### Records provided
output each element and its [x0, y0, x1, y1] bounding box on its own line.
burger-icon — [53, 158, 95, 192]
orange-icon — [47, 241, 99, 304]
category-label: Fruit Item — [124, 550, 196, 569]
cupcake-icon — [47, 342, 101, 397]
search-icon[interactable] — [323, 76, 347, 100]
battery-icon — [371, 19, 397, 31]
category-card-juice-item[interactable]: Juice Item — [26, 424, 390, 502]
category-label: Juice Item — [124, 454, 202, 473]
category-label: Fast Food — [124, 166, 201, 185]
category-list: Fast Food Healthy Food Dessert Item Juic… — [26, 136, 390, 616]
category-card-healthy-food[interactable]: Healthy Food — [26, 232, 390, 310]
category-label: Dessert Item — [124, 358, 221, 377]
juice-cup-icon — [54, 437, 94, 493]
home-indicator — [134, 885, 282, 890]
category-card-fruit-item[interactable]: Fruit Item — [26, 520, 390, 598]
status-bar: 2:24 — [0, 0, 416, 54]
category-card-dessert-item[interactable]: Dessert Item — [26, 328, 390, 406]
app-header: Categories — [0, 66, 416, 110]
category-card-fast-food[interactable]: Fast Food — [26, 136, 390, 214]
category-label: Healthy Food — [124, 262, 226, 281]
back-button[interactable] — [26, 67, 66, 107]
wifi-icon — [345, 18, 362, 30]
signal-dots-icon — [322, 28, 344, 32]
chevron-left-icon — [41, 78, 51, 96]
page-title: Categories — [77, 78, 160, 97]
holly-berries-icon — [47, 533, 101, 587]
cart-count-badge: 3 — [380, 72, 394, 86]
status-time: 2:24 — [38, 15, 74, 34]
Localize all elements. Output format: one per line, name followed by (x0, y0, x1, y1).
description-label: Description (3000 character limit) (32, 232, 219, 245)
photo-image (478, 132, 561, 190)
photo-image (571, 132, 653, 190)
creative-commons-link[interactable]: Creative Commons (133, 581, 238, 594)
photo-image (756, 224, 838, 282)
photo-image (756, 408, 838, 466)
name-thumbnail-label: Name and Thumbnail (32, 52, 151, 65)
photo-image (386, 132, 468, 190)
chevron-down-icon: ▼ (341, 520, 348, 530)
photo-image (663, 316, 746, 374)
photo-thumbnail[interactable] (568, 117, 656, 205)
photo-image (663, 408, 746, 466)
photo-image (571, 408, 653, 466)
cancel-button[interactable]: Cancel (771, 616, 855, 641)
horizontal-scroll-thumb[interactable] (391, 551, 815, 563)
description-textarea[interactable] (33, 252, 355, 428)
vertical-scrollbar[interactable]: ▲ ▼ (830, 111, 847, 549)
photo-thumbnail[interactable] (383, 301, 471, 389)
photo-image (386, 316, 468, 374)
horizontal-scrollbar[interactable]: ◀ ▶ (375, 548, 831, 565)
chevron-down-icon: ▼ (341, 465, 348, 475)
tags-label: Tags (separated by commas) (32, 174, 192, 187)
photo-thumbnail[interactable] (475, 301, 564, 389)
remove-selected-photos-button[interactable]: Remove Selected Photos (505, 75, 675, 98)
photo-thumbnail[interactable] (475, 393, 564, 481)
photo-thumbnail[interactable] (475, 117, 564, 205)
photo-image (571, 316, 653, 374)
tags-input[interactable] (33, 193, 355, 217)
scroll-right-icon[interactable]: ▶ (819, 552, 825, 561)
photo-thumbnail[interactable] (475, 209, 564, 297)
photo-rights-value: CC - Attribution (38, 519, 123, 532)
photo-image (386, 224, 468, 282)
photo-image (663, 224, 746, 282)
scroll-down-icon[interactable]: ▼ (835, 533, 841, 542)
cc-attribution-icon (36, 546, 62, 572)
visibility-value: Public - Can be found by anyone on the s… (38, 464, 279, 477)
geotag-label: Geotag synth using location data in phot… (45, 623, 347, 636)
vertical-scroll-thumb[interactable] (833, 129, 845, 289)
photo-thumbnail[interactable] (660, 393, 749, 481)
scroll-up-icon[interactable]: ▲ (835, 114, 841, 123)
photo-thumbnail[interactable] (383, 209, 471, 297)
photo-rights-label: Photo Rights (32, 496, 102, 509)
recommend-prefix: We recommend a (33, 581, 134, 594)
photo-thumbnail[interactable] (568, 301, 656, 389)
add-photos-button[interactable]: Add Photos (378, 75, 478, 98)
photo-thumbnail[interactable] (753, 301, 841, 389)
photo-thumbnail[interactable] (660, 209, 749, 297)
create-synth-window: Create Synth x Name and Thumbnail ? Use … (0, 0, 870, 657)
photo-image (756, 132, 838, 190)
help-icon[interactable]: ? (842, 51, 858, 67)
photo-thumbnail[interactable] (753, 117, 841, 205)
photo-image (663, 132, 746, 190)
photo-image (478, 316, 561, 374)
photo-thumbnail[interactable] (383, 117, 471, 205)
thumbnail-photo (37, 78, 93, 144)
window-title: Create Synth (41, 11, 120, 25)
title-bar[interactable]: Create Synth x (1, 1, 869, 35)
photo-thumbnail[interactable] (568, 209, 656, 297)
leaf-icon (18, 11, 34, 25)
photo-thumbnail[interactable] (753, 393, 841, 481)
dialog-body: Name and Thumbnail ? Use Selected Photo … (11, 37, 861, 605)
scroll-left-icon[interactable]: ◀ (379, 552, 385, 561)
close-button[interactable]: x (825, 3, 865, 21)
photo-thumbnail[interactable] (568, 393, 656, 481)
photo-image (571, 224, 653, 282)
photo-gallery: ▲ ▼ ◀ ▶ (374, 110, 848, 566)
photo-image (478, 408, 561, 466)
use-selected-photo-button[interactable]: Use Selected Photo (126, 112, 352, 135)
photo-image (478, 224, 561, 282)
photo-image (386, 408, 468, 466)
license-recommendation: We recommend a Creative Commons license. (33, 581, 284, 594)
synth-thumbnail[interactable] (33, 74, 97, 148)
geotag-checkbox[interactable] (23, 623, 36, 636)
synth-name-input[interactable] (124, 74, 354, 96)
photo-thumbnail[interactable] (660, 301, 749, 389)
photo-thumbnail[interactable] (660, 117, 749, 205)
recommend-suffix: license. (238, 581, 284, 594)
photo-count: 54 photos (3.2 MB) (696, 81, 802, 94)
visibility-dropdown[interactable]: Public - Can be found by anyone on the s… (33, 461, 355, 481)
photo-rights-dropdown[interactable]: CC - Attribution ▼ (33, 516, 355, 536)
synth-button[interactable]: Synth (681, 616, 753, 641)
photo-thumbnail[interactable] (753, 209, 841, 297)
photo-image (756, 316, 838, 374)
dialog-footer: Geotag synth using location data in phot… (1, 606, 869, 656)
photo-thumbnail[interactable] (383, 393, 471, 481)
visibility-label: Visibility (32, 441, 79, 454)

### Stated task
Extract, word for word, every line from the start of the records through the line that contains "category-label: Fast Food", including that line.

### Response
output each element and its [x0, y0, x1, y1] bounding box on its own line.
burger-icon — [53, 158, 95, 192]
orange-icon — [47, 241, 99, 304]
category-label: Fruit Item — [124, 550, 196, 569]
cupcake-icon — [47, 342, 101, 397]
search-icon[interactable] — [323, 76, 347, 100]
battery-icon — [371, 19, 397, 31]
category-card-juice-item[interactable]: Juice Item — [26, 424, 390, 502]
category-label: Juice Item — [124, 454, 202, 473]
category-label: Fast Food — [124, 166, 201, 185]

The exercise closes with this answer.